**** Material supplied ****

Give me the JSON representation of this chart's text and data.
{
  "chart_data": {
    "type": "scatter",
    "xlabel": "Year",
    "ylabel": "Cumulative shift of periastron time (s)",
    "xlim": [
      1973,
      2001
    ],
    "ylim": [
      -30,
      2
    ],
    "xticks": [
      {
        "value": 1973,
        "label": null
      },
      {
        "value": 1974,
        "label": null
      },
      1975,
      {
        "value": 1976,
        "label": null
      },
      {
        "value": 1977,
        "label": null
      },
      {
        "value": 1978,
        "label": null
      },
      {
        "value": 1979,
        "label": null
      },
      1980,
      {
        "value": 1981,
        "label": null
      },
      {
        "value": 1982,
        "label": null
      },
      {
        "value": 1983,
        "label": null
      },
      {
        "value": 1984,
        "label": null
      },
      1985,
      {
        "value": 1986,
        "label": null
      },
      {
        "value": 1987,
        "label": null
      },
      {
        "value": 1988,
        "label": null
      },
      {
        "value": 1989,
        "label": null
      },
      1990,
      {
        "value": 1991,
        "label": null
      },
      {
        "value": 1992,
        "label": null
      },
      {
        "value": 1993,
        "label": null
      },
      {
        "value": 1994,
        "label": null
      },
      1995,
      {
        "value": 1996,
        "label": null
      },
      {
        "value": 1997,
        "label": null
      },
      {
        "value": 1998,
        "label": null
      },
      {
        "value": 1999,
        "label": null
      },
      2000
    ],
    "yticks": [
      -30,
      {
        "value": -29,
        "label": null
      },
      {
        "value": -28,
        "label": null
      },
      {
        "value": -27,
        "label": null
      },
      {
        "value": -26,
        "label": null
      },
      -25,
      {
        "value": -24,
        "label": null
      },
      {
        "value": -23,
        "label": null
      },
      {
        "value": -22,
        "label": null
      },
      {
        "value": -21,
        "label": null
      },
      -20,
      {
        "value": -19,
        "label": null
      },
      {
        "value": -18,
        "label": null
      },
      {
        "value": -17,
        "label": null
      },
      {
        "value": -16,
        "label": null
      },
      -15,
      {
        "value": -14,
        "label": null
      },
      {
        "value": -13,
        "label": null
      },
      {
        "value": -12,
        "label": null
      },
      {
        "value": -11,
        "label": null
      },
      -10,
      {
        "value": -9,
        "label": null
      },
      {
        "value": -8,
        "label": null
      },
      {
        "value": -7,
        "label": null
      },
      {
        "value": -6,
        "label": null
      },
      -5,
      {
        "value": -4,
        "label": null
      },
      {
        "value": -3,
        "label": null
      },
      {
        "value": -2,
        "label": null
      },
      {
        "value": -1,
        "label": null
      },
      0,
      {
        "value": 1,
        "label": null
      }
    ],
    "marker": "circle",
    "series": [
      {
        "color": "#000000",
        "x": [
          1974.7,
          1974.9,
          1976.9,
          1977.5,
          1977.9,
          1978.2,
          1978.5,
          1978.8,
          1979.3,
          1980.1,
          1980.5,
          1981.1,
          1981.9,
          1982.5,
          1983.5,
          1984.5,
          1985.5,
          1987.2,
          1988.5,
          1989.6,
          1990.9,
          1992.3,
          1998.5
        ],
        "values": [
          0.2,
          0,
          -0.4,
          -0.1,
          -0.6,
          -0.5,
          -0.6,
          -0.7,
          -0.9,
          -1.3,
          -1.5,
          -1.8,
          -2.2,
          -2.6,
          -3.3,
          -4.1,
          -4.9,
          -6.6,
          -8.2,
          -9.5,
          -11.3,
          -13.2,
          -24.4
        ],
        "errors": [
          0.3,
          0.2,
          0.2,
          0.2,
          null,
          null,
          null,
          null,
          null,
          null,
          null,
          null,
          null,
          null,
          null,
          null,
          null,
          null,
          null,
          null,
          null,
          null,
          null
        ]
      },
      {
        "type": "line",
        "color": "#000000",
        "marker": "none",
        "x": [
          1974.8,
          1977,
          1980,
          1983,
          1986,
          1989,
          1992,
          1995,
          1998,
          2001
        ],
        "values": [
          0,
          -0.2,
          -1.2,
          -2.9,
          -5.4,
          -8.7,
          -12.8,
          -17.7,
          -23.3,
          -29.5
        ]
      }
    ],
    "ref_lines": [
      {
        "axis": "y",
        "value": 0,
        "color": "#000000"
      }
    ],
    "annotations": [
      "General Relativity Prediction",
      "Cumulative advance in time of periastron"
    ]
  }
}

****

■ Exercise: Using the listing above, show each line holding the string "Cumulative".

■ Response:
    "ylabel": "Cumulative shift of periastron time (s)",
      "Cumulative advance in time of periastron"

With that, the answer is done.